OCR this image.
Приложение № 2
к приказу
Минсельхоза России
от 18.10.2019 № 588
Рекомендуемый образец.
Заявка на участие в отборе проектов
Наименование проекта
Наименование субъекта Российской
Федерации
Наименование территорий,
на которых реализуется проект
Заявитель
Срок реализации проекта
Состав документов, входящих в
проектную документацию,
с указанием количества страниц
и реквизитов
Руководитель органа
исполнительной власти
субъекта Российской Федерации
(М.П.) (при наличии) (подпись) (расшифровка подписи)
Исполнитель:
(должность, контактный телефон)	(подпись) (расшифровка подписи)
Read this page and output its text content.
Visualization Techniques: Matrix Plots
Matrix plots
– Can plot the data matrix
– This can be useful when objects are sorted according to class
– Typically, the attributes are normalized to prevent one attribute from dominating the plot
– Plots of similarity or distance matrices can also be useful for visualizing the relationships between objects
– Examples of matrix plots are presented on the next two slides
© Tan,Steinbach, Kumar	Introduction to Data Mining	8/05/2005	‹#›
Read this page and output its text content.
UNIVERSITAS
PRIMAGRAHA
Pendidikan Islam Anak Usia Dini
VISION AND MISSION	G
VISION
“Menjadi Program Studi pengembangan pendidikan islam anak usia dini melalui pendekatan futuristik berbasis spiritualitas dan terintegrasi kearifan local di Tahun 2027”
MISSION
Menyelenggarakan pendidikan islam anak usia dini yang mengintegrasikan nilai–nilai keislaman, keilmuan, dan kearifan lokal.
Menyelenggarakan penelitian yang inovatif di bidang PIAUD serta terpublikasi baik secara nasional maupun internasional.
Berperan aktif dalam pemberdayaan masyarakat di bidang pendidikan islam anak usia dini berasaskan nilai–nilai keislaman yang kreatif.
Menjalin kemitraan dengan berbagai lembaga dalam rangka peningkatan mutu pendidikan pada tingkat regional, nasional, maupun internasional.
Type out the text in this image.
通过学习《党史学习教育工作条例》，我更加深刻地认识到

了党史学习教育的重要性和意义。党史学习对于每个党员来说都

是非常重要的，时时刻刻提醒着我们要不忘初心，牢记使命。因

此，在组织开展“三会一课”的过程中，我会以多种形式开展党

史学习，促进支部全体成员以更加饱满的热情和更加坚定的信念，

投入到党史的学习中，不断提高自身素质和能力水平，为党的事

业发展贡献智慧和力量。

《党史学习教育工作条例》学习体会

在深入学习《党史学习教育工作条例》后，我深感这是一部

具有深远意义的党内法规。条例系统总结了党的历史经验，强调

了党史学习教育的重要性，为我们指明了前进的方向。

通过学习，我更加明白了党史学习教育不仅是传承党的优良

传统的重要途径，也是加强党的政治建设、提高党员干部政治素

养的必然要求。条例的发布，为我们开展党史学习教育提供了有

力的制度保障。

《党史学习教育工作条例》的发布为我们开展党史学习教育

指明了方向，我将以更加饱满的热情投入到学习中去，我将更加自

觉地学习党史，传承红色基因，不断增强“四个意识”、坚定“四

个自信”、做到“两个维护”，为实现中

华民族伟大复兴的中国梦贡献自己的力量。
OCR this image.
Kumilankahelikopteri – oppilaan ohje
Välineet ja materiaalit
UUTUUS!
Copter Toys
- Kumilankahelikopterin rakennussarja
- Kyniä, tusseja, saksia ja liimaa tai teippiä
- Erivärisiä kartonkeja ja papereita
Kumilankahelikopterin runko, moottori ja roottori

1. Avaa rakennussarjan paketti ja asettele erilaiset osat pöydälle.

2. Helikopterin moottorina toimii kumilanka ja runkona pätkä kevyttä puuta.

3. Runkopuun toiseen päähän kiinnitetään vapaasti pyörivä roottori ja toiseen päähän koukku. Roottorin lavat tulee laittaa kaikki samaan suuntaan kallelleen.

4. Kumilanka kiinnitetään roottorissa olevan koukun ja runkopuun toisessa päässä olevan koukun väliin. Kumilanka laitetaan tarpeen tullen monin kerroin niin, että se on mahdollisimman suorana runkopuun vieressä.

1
------------------------------------------------
• _Stated problem_: Copy each line of the data above that holds "подписи".

• _Expected answer_:
(М.П.) (при наличии) (подпись) (расшифровка подписи)
(должность, контактный телефон)	(подпись) (расшифровка подписи)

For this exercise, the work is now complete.